[Task statement]: Repeat exactly the lines from the line containing "Transcribe this image's" to the last line of the listing, including both.

** start of Excerpted data **

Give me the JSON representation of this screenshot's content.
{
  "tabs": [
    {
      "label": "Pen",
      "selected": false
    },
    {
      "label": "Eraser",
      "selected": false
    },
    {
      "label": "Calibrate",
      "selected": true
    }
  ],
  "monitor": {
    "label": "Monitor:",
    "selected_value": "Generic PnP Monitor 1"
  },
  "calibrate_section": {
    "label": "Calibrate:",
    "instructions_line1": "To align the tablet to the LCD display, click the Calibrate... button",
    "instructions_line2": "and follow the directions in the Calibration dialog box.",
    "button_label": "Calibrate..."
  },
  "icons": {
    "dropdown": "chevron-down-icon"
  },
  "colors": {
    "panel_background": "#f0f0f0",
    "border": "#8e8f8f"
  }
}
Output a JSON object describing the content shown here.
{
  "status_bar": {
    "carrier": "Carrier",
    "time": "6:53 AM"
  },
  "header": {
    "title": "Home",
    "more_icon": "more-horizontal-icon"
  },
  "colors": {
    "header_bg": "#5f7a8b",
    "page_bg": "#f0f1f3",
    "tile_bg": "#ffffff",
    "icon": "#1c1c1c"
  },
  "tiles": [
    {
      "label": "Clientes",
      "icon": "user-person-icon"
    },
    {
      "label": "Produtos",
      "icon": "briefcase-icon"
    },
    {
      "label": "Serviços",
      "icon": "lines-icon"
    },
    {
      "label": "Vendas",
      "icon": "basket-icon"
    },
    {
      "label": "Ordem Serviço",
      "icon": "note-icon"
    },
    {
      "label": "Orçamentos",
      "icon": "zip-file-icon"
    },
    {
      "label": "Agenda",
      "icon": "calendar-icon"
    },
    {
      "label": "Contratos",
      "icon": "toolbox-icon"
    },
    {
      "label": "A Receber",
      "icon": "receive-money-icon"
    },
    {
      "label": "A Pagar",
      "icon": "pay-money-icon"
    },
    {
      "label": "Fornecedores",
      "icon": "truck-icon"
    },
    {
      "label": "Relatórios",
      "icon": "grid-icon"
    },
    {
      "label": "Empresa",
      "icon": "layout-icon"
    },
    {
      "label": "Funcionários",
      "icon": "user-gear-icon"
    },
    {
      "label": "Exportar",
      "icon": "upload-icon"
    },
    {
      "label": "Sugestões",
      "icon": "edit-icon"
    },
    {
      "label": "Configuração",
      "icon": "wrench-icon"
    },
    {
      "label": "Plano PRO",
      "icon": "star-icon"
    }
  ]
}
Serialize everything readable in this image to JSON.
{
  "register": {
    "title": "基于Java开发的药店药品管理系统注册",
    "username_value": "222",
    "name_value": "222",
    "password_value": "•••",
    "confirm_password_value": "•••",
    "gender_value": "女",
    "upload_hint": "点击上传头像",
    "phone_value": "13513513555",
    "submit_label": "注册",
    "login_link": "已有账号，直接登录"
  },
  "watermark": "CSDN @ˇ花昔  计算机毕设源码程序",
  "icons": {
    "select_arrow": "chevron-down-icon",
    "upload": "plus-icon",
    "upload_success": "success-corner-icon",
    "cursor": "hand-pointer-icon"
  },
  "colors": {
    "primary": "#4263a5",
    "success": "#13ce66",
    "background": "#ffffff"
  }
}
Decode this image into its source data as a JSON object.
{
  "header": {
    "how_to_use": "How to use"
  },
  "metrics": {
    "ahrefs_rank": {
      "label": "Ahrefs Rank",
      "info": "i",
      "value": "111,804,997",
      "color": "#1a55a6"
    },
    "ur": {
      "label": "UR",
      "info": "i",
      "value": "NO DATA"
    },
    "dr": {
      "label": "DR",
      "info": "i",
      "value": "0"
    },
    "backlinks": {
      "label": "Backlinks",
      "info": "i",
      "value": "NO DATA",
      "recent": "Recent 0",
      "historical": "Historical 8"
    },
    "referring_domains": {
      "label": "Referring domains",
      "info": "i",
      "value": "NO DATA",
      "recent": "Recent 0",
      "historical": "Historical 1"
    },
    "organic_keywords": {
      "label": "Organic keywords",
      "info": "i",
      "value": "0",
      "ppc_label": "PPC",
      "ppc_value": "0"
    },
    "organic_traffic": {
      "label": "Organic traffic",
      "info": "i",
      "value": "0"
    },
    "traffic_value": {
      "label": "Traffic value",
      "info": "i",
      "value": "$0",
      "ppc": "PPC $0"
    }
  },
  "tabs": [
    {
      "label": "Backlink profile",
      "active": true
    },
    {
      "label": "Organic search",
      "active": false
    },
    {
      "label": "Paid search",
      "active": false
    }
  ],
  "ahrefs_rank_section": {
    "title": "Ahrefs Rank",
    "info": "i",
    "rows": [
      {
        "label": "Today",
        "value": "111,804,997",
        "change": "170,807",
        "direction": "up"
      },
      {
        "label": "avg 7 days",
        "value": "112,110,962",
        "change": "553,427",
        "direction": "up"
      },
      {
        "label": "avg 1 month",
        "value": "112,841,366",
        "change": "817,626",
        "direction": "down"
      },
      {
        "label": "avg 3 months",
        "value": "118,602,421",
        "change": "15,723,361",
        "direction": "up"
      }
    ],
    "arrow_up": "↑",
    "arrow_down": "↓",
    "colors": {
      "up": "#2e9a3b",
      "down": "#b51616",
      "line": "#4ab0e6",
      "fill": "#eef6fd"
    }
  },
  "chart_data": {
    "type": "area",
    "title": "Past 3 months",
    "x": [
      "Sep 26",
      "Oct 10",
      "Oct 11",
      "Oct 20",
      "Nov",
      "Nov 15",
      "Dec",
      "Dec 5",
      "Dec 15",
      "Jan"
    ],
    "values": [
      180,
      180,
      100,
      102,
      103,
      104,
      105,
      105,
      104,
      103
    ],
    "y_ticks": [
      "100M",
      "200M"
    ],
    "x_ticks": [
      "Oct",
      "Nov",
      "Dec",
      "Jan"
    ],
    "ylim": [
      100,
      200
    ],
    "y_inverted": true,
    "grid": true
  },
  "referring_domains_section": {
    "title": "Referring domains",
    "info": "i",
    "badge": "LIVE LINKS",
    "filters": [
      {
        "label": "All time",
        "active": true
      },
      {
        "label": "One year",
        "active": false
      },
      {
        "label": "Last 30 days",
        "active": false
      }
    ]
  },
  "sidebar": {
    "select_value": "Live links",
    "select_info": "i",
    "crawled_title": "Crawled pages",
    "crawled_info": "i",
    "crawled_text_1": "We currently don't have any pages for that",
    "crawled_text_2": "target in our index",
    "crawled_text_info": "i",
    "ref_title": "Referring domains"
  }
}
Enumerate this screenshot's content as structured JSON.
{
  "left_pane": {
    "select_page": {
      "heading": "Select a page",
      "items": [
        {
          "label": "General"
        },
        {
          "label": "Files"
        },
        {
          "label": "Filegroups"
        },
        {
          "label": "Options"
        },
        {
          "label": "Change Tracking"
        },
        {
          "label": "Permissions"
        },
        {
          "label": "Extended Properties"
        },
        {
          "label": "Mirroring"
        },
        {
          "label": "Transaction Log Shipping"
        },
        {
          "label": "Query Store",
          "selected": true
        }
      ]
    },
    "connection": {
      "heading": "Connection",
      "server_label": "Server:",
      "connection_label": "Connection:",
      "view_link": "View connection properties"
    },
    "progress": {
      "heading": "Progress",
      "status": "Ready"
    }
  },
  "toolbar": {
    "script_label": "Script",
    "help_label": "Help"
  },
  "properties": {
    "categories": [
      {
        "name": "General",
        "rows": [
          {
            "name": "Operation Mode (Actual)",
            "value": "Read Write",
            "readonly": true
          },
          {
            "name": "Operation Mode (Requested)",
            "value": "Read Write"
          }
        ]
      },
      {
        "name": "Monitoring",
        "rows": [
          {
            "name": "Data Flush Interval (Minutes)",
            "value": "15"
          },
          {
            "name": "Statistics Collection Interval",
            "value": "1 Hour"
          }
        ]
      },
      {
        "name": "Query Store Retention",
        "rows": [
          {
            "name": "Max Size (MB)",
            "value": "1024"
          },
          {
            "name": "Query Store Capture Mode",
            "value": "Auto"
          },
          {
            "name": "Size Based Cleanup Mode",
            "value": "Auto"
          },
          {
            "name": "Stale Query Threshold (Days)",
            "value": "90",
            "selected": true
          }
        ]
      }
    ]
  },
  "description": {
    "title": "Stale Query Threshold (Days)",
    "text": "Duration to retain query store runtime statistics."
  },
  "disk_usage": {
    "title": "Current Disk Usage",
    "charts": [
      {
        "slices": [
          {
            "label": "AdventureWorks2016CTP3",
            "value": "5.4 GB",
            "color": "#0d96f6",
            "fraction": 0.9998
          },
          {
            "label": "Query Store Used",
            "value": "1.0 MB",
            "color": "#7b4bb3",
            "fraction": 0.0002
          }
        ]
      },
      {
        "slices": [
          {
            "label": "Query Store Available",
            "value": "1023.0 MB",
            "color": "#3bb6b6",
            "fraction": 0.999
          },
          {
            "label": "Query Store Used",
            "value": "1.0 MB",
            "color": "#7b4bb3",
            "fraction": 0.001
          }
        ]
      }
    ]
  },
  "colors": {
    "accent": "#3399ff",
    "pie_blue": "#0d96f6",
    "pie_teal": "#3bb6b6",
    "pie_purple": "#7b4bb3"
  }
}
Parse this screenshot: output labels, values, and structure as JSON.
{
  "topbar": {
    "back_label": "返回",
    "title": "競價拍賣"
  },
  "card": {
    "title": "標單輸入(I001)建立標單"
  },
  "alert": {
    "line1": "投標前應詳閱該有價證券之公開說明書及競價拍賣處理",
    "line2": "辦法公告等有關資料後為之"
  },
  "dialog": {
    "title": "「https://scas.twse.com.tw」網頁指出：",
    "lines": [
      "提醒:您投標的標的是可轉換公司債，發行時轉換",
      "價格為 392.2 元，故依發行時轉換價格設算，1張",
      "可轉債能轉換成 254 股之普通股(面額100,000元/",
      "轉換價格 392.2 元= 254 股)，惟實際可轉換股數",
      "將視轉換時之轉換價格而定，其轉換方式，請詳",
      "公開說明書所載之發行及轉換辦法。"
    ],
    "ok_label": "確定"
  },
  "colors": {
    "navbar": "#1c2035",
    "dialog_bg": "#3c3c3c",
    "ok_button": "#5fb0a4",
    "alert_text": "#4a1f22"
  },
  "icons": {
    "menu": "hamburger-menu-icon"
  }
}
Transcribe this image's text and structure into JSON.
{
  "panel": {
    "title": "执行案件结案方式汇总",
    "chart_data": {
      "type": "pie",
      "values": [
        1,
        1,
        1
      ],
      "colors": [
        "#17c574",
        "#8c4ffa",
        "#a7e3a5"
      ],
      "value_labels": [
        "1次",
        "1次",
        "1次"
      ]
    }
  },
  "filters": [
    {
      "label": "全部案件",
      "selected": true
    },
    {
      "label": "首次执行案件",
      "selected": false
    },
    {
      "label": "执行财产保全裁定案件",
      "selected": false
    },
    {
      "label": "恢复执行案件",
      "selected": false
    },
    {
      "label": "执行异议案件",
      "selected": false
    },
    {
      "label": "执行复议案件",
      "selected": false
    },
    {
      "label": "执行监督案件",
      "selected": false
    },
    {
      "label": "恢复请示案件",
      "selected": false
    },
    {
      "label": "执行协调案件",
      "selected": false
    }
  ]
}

** end of Excerpted data **

[Solution to this exercise]:
Transcribe this image's text and structure into JSON.
{
  "panel": {
    "title": "执行案件结案方式汇总",
    "chart_data": {
      "type": "pie",
      "values": [
        1,
        1,
        1
      ],
      "colors": [
        "#17c574",
        "#8c4ffa",
        "#a7e3a5"
      ],
      "value_labels": [
        "1次",
        "1次",
        "1次"
      ]
    }
  },
  "filters": [
    {
      "label": "全部案件",
      "selected": true
    },
    {
      "label": "首次执行案件",
      "selected": false
    },
    {
      "label": "执行财产保全裁定案件",
      "selected": false
    },
    {
      "label": "恢复执行案件",
      "selected": false
    },
    {
      "label": "执行异议案件",
      "selected": false
    },
    {
      "label": "执行复议案件",
      "selected": false
    },
    {
      "label": "执行监督案件",
      "selected": false
    },
    {
      "label": "恢复请示案件",
      "selected": false
    },
    {
      "label": "执行协调案件",
      "selected": false
    }
  ]
}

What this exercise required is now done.